— start Given data —
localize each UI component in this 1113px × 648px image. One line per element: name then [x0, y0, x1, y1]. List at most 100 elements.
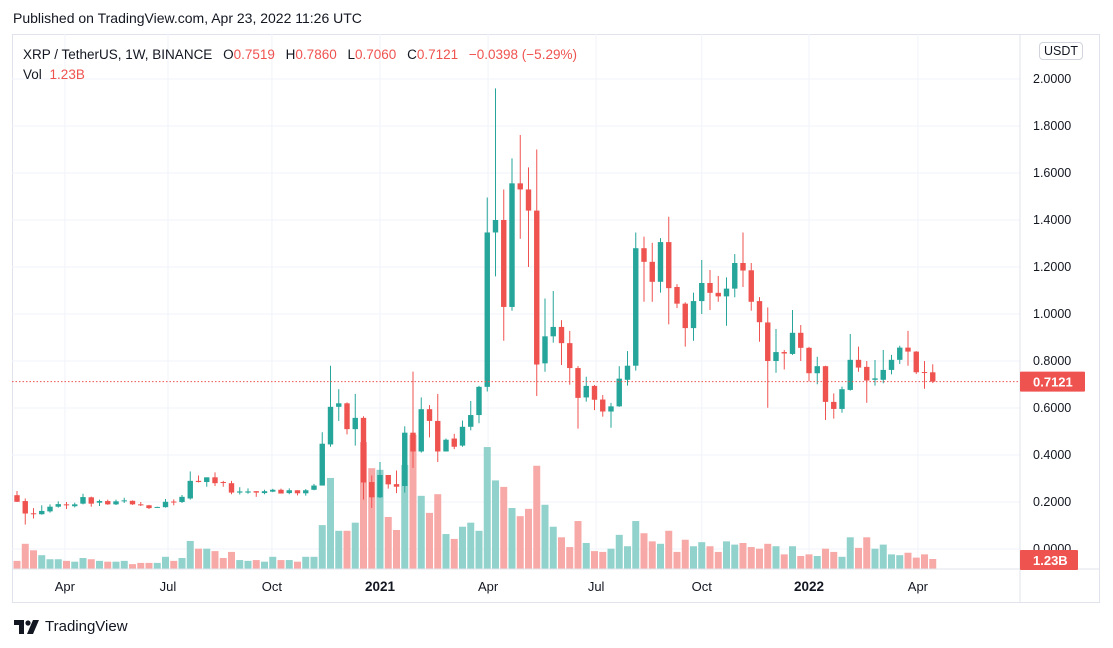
- volume-bar: [79, 558, 87, 569]
- candle: [822, 365, 829, 420]
- volume-bar: [813, 555, 821, 569]
- candle: [484, 197, 490, 392]
- candle-body: [839, 389, 845, 409]
- volume-bar: [203, 548, 211, 569]
- candle: [525, 167, 532, 267]
- candle: [756, 297, 763, 342]
- open-value: 0.7519: [233, 47, 275, 62]
- volume-bar: [549, 526, 557, 569]
- volume-bar: [838, 556, 846, 569]
- volume-label[interactable]: Vol: [23, 67, 42, 82]
- price-tick-label: 0.4000: [1033, 448, 1071, 462]
- volume-bar: [648, 541, 656, 569]
- tradingview-logo-icon: [14, 619, 39, 634]
- candle: [39, 505, 45, 515]
- volume-bar: [54, 559, 62, 569]
- time-tick-label: 2021: [365, 579, 396, 594]
- candle-body: [822, 366, 829, 402]
- volume-bar: [764, 543, 772, 569]
- volume-bar: [153, 562, 161, 569]
- currency-button[interactable]: USDT: [1039, 42, 1084, 60]
- candle: [567, 330, 573, 385]
- volume-bar: [376, 469, 384, 569]
- candle-body: [930, 372, 936, 382]
- candle: [171, 499, 177, 506]
- candle: [96, 499, 103, 506]
- candle: [294, 490, 301, 496]
- candle: [435, 393, 441, 463]
- candle: [847, 333, 853, 391]
- time-tick-label: Jul: [160, 579, 177, 594]
- candle-body: [377, 474, 383, 498]
- volume-bar: [162, 556, 169, 569]
- price-chart[interactable]: 0.00000.20000.40000.60000.80001.00001.20…: [12, 34, 1100, 603]
- candle: [509, 158, 515, 311]
- candle: [806, 346, 812, 382]
- candle-body: [105, 501, 111, 505]
- volume-bar: [21, 543, 29, 569]
- candle-body: [187, 480, 193, 499]
- candle-body: [278, 489, 284, 494]
- close-label: C: [407, 47, 417, 62]
- candle: [872, 360, 878, 386]
- candle-body: [798, 332, 804, 348]
- candle-body: [96, 501, 103, 503]
- volume-bar: [475, 530, 483, 569]
- candle: [699, 259, 705, 314]
- candle-body: [715, 292, 721, 297]
- candle-body: [550, 326, 556, 337]
- volume-bar: [351, 522, 359, 569]
- candle: [80, 493, 86, 505]
- candle: [14, 490, 20, 502]
- price-tick-label: 1.4000: [1033, 213, 1071, 227]
- candle: [633, 232, 639, 371]
- volume-bar: [459, 526, 466, 569]
- volume-bar: [244, 560, 252, 569]
- volume-bar: [690, 546, 697, 569]
- volume-bar: [739, 542, 747, 569]
- candle-body: [245, 491, 251, 493]
- candle-body: [261, 491, 268, 494]
- low-value: 0.7060: [355, 47, 397, 62]
- symbol-title[interactable]: XRP / TetherUS, 1W, BINANCE: [23, 47, 213, 62]
- price-tick-label: 1.0000: [1033, 307, 1071, 321]
- candle: [220, 480, 226, 487]
- candle: [583, 376, 589, 402]
- candle-body: [303, 490, 309, 494]
- volume-bar: [912, 557, 920, 569]
- candle-body: [880, 369, 886, 380]
- volume-bar: [294, 561, 301, 569]
- volume-bar: [96, 560, 103, 569]
- time-tick-label: Jul: [588, 579, 605, 594]
- last-volume-badge: [1020, 550, 1078, 571]
- candle-body: [732, 263, 738, 289]
- tradingview-logo[interactable]: TradingView: [14, 618, 128, 635]
- candle-body: [228, 483, 235, 493]
- candle-body: [567, 343, 573, 369]
- candle: [666, 216, 672, 325]
- candle: [30, 508, 37, 519]
- candle-body: [542, 336, 548, 364]
- volume-bar: [327, 477, 334, 569]
- candle: [187, 471, 193, 500]
- candle-body: [195, 480, 202, 483]
- candle: [534, 149, 540, 397]
- candle-body: [847, 359, 853, 390]
- volume-bar: [591, 551, 598, 569]
- candle-body: [682, 303, 688, 329]
- price-tick-label: 0.8000: [1033, 354, 1071, 368]
- candle: [501, 189, 507, 341]
- candle-body: [674, 286, 680, 304]
- candle: [195, 475, 202, 483]
- candle-body: [616, 378, 622, 407]
- candle: [732, 254, 738, 298]
- candle-body: [253, 491, 259, 493]
- candle: [204, 477, 210, 487]
- tradingview-brand: TradingView: [45, 618, 128, 635]
- candle: [154, 506, 160, 508]
- volume-bar: [871, 548, 879, 569]
- candle: [492, 88, 499, 277]
- candle: [360, 416, 367, 500]
- candle: [63, 502, 70, 510]
- candle-body: [666, 242, 672, 289]
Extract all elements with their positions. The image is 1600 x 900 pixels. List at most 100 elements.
— end Given data —
*Aim of the task*. Return every line of the items above that contains the string "value".

*Task solution*.
- open-value: 0.7519: [233, 47, 275, 62]
- low-value: 0.7060: [355, 47, 397, 62]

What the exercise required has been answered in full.